Quote the records that follow in full, leaving the pictures out.

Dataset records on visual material
-=-=-
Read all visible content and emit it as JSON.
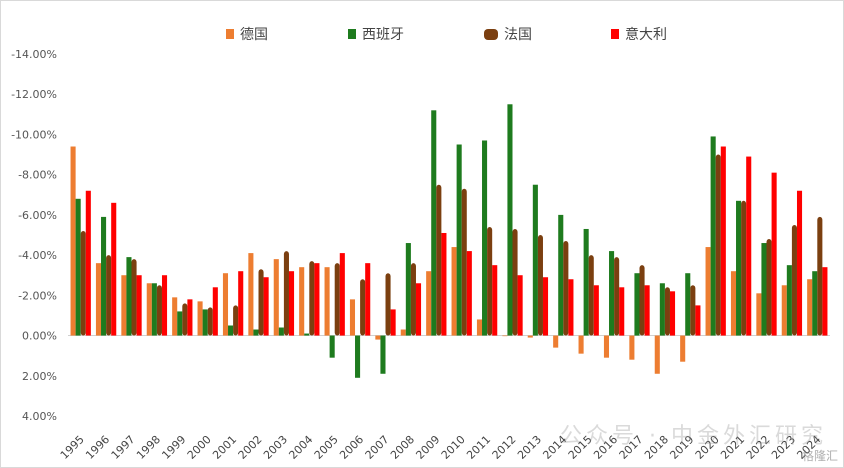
{
  "chart_data": {
    "type": "bar",
    "categories": [
      "1995",
      "1996",
      "1997",
      "1998",
      "1999",
      "2000",
      "2001",
      "2002",
      "2003",
      "2004",
      "2005",
      "2006",
      "2007",
      "2008",
      "2009",
      "2010",
      "2011",
      "2012",
      "2013",
      "2014",
      "2015",
      "2016",
      "2017",
      "2018",
      "2019",
      "2020",
      "2021",
      "2022",
      "2023",
      "2024"
    ],
    "y_axis": {
      "reversed": true,
      "min": -14,
      "max": 4,
      "step": 2,
      "tick_labels": [
        "-14.00%",
        "-12.00%",
        "-10.00%",
        "-8.00%",
        "-6.00%",
        "-4.00%",
        "-2.00%",
        "0.00%",
        "2.00%",
        "4.00%"
      ]
    },
    "x_tick_labels": [
      "1995",
      "1996",
      "1997",
      "1998",
      "1999",
      "2000",
      "2001",
      "2002",
      "2003",
      "2004",
      "2005",
      "2006",
      "2007",
      "2008",
      "2009",
      "2010",
      "2011",
      "2012",
      "2013",
      "2014",
      "2015",
      "2016",
      "2017",
      "2018",
      "2019",
      "2020",
      "2021",
      "2022",
      "2023",
      "2024"
    ],
    "series": [
      {
        "name": "德国",
        "color": "#ED7D31",
        "values": [
          -9.4,
          -3.6,
          -3.0,
          -2.6,
          -1.9,
          -1.7,
          -3.1,
          -4.1,
          -3.8,
          -3.4,
          -3.4,
          -1.8,
          0.2,
          -0.3,
          -3.2,
          -4.4,
          -0.8,
          0.0,
          0.1,
          0.6,
          0.9,
          1.1,
          1.2,
          1.9,
          1.3,
          -4.4,
          -3.2,
          -2.1,
          -2.5,
          -2.8
        ]
      },
      {
        "name": "西班牙",
        "color": "#1E7B1E",
        "values": [
          -6.8,
          -5.9,
          -3.9,
          -2.6,
          -1.2,
          -1.3,
          -0.5,
          -0.3,
          -0.4,
          -0.1,
          1.1,
          2.1,
          1.9,
          -4.6,
          -11.2,
          -9.5,
          -9.7,
          -11.5,
          -7.5,
          -6.0,
          -5.3,
          -4.2,
          -3.1,
          -2.6,
          -3.1,
          -9.9,
          -6.7,
          -4.6,
          -3.5,
          -3.2
        ]
      },
      {
        "name": "法国",
        "color": "#7B3F10",
        "values": [
          -5.2,
          -4.0,
          -3.8,
          -2.5,
          -1.6,
          -1.4,
          -1.5,
          -3.3,
          -4.2,
          -3.7,
          -3.6,
          -2.8,
          -3.1,
          -3.6,
          -7.5,
          -7.3,
          -5.4,
          -5.3,
          -5.0,
          -4.7,
          -4.0,
          -3.9,
          -3.5,
          -2.4,
          -2.5,
          -9.0,
          -6.7,
          -4.8,
          -5.5,
          -5.9
        ]
      },
      {
        "name": "意大利",
        "color": "#FF0000",
        "values": [
          -7.2,
          -6.6,
          -3.0,
          -3.0,
          -1.8,
          -2.4,
          -3.2,
          -2.9,
          -3.2,
          -3.6,
          -4.1,
          -3.6,
          -1.3,
          -2.6,
          -5.1,
          -4.2,
          -3.5,
          -3.0,
          -2.9,
          -2.8,
          -2.5,
          -2.4,
          -2.5,
          -2.2,
          -1.5,
          -9.4,
          -8.9,
          -8.1,
          -7.2,
          -3.4
        ]
      }
    ]
  },
  "watermark": "公众号 · 中金外汇研究",
  "corner_mark": "格隆汇"
}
-=-=-
# Exercise result
Read all visible content and emit it as JSON.
{
  "chart_data": {
    "type": "bar",
    "categories": [
      "1995",
      "1996",
      "1997",
      "1998",
      "1999",
      "2000",
      "2001",
      "2002",
      "2003",
      "2004",
      "2005",
      "2006",
      "2007",
      "2008",
      "2009",
      "2010",
      "2011",
      "2012",
      "2013",
      "2014",
      "2015",
      "2016",
      "2017",
      "2018",
      "2019",
      "2020",
      "2021",
      "2022",
      "2023",
      "2024"
    ],
    "y_axis": {
      "reversed": true,
      "min": -14,
      "max": 4,
      "step": 2,
      "tick_labels": [
        "-14.00%",
        "-12.00%",
        "-10.00%",
        "-8.00%",
        "-6.00%",
        "-4.00%",
        "-2.00%",
        "0.00%",
        "2.00%",
        "4.00%"
      ]
    },
    "x_tick_labels": [
      "1995",
      "1996",
      "1997",
      "1998",
      "1999",
      "2000",
      "2001",
      "2002",
      "2003",
      "2004",
      "2005",
      "2006",
      "2007",
      "2008",
      "2009",
      "2010",
      "2011",
      "2012",
      "2013",
      "2014",
      "2015",
      "2016",
      "2017",
      "2018",
      "2019",
      "2020",
      "2021",
      "2022",
      "2023",
      "2024"
    ],
    "series": [
      {
        "name": "德国",
        "color": "#ED7D31",
        "values": [
          -9.4,
          -3.6,
          -3.0,
          -2.6,
          -1.9,
          -1.7,
          -3.1,
          -4.1,
          -3.8,
          -3.4,
          -3.4,
          -1.8,
          0.2,
          -0.3,
          -3.2,
          -4.4,
          -0.8,
          0.0,
          0.1,
          0.6,
          0.9,
          1.1,
          1.2,
          1.9,
          1.3,
          -4.4,
          -3.2,
          -2.1,
          -2.5,
          -2.8
        ]
      },
      {
        "name": "西班牙",
        "color": "#1E7B1E",
        "values": [
          -6.8,
          -5.9,
          -3.9,
          -2.6,
          -1.2,
          -1.3,
          -0.5,
          -0.3,
          -0.4,
          -0.1,
          1.1,
          2.1,
          1.9,
          -4.6,
          -11.2,
          -9.5,
          -9.7,
          -11.5,
          -7.5,
          -6.0,
          -5.3,
          -4.2,
          -3.1,
          -2.6,
          -3.1,
          -9.9,
          -6.7,
          -4.6,
          -3.5,
          -3.2
        ]
      },
      {
        "name": "法国",
        "color": "#7B3F10",
        "values": [
          -5.2,
          -4.0,
          -3.8,
          -2.5,
          -1.6,
          -1.4,
          -1.5,
          -3.3,
          -4.2,
          -3.7,
          -3.6,
          -2.8,
          -3.1,
          -3.6,
          -7.5,
          -7.3,
          -5.4,
          -5.3,
          -5.0,
          -4.7,
          -4.0,
          -3.9,
          -3.5,
          -2.4,
          -2.5,
          -9.0,
          -6.7,
          -4.8,
          -5.5,
          -5.9
        ]
      },
      {
        "name": "意大利",
        "color": "#FF0000",
        "values": [
          -7.2,
          -6.6,
          -3.0,
          -3.0,
          -1.8,
          -2.4,
          -3.2,
          -2.9,
          -3.2,
          -3.6,
          -4.1,
          -3.6,
          -1.3,
          -2.6,
          -5.1,
          -4.2,
          -3.5,
          -3.0,
          -2.9,
          -2.8,
          -2.5,
          -2.4,
          -2.5,
          -2.2,
          -1.5,
          -9.4,
          -8.9,
          -8.1,
          -7.2,
          -3.4
        ]
      }
    ]
  },
  "watermark": "公众号 · 中金外汇研究",
  "corner_mark": "格隆汇"
}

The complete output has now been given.